►

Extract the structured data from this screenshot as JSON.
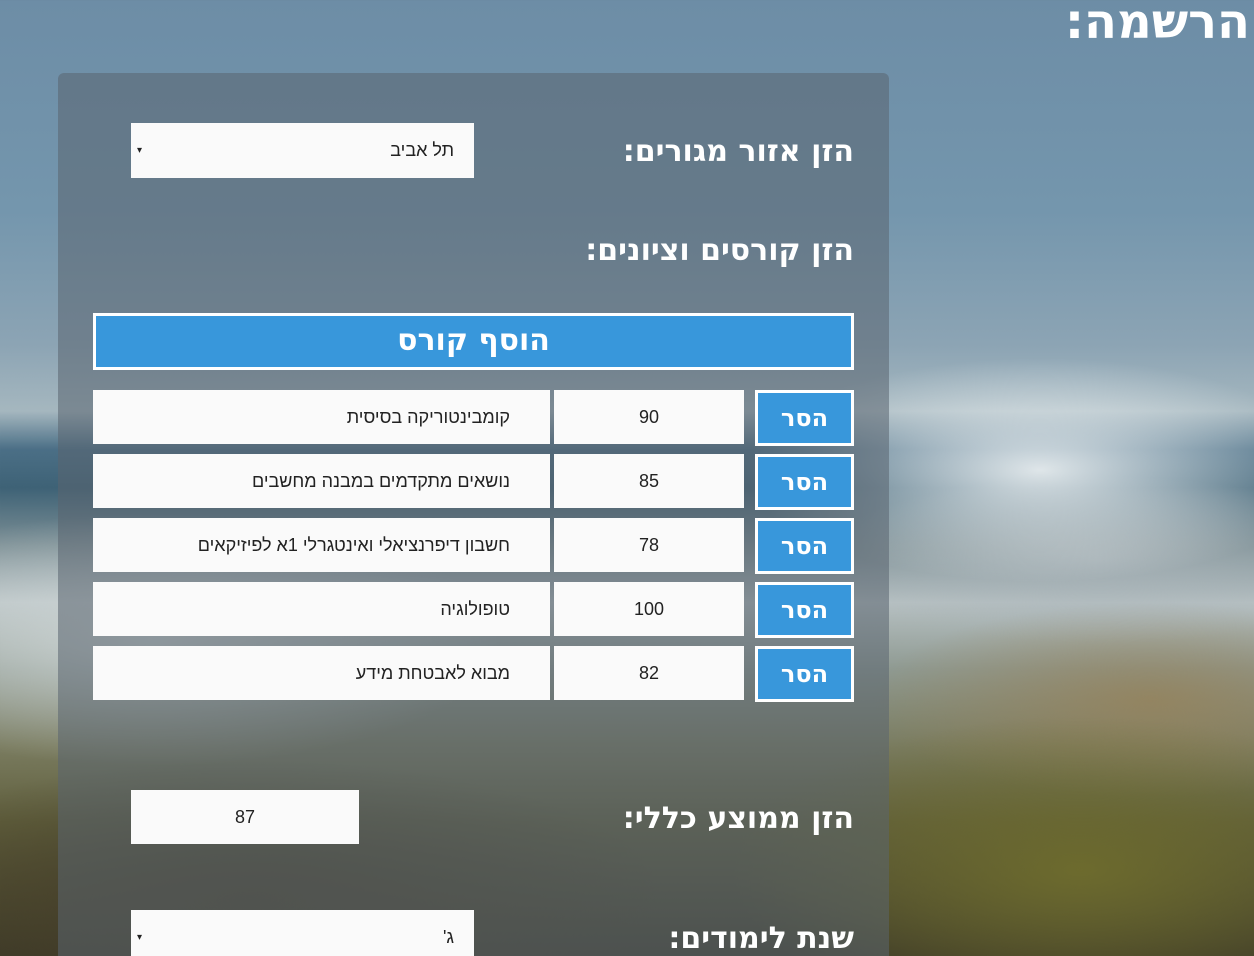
{
  "page_title": "הרשמה:",
  "residence": {
    "label": "הזן אזור מגורים:",
    "selected": "תל אביב",
    "arrow_icon": "▾"
  },
  "courses": {
    "label": "הזן קורסים וציונים:",
    "add_button": "הוסף קורס",
    "remove_label": "הסר",
    "rows": [
      {
        "name": "קומבינטוריקה בסיסית",
        "grade": "90"
      },
      {
        "name": "נושאים מתקדמים במבנה מחשבים",
        "grade": "85"
      },
      {
        "name": "חשבון דיפרנציאלי ואינטגרלי 1א לפיזיקאים",
        "grade": "78"
      },
      {
        "name": "טופולוגיה",
        "grade": "100"
      },
      {
        "name": "מבוא לאבטחת מידע",
        "grade": "82"
      }
    ]
  },
  "average": {
    "label": "הזן ממוצע כללי:",
    "value": "87"
  },
  "study_year": {
    "label": "שנת לימודים:",
    "selected": "ג'",
    "arrow_icon": "▾"
  },
  "colors": {
    "accent": "#3897db",
    "panel": "rgba(90,100,112,0.55)"
  }
}
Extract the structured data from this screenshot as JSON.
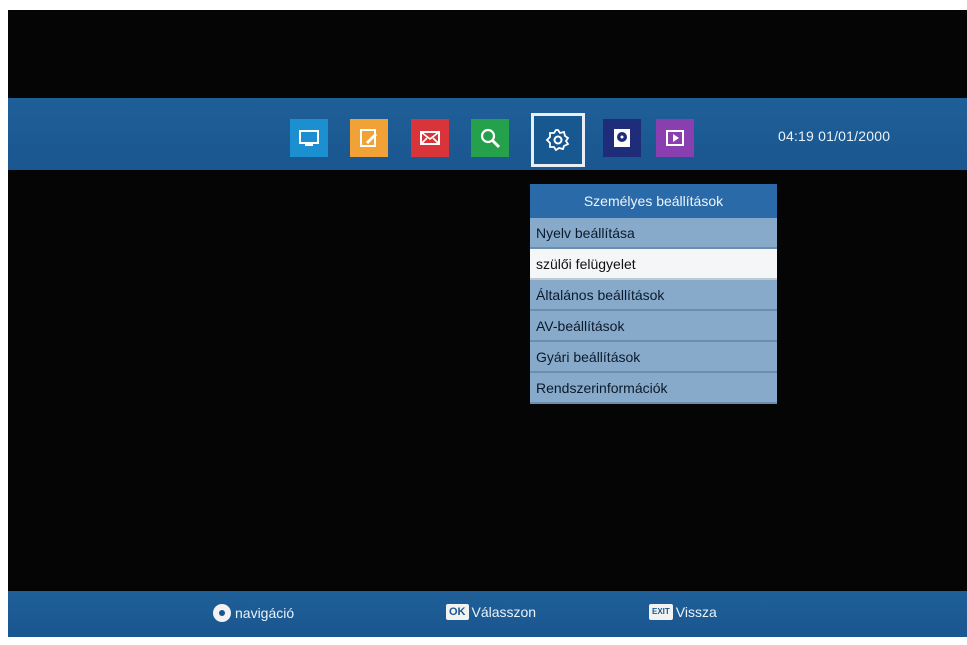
{
  "header": {
    "clock": "04:19 01/01/2000",
    "icons": [
      {
        "name": "tv-icon",
        "color": "#1b8fd0"
      },
      {
        "name": "edit-icon",
        "color": "#f0a236"
      },
      {
        "name": "mail-icon",
        "color": "#d8343a"
      },
      {
        "name": "search-icon",
        "color": "#24a14a"
      },
      {
        "name": "settings-icon",
        "color": "#16588f",
        "selected": true
      },
      {
        "name": "storage-icon",
        "color": "#1e2c7a"
      },
      {
        "name": "media-play-icon",
        "color": "#8a3fb0"
      }
    ]
  },
  "menu": {
    "title": "Személyes beállítások",
    "items": [
      "Nyelv beállítása",
      "szülői felügyelet",
      "Általános beállítások",
      "AV-beállítások",
      "Gyári beállítások",
      "Rendszerinformációk"
    ],
    "selected_index": 1
  },
  "footer": {
    "nav_label": "navigáció",
    "ok_key": "OK",
    "ok_label": "Válasszon",
    "exit_key": "EXIT",
    "exit_label": "Vissza"
  }
}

◄

Omit every image. Quote each record exactly.

Extract the structured data from this screenshot as JSON.
{
  "page_title": "הרשמה:",
  "residence": {
    "label": "הזן אזור מגורים:",
    "selected": "תל אביב",
    "arrow_icon": "▾"
  },
  "courses": {
    "label": "הזן קורסים וציונים:",
    "add_button": "הוסף קורס",
    "remove_label": "הסר",
    "rows": [
      {
        "name": "קומבינטוריקה בסיסית",
        "grade": "90"
      },
      {
        "name": "נושאים מתקדמים במבנה מחשבים",
        "grade": "85"
      },
      {
        "name": "חשבון דיפרנציאלי ואינטגרלי 1א לפיזיקאים",
        "grade": "78"
      },
      {
        "name": "טופולוגיה",
        "grade": "100"
      },
      {
        "name": "מבוא לאבטחת מידע",
        "grade": "82"
      }
    ]
  },
  "average": {
    "label": "הזן ממוצע כללי:",
    "value": "87"
  },
  "study_year": {
    "label": "שנת לימודים:",
    "selected": "ג'",
    "arrow_icon": "▾"
  },
  "colors": {
    "accent": "#3897db",
    "panel": "rgba(90,100,112,0.55)"
  }
}
Extract the structured data from this screenshot as JSON.
{
  "header": {
    "clock": "04:19 01/01/2000",
    "icons": [
      {
        "name": "tv-icon",
        "color": "#1b8fd0"
      },
      {
        "name": "edit-icon",
        "color": "#f0a236"
      },
      {
        "name": "mail-icon",
        "color": "#d8343a"
      },
      {
        "name": "search-icon",
        "color": "#24a14a"
      },
      {
        "name": "settings-icon",
        "color": "#16588f",
        "selected": true
      },
      {
        "name": "storage-icon",
        "color": "#1e2c7a"
      },
      {
        "name": "media-play-icon",
        "color": "#8a3fb0"
      }
    ]
  },
  "menu": {
    "title": "Személyes beállítások",
    "items": [
      "Nyelv beállítása",
      "szülői felügyelet",
      "Általános beállítások",
      "AV-beállítások",
      "Gyári beállítások",
      "Rendszerinformációk"
    ],
    "selected_index": 1
  },
  "footer": {
    "nav_label": "navigáció",
    "ok_key": "OK",
    "ok_label": "Válasszon",
    "exit_key": "EXIT",
    "exit_label": "Vissza"
  }
}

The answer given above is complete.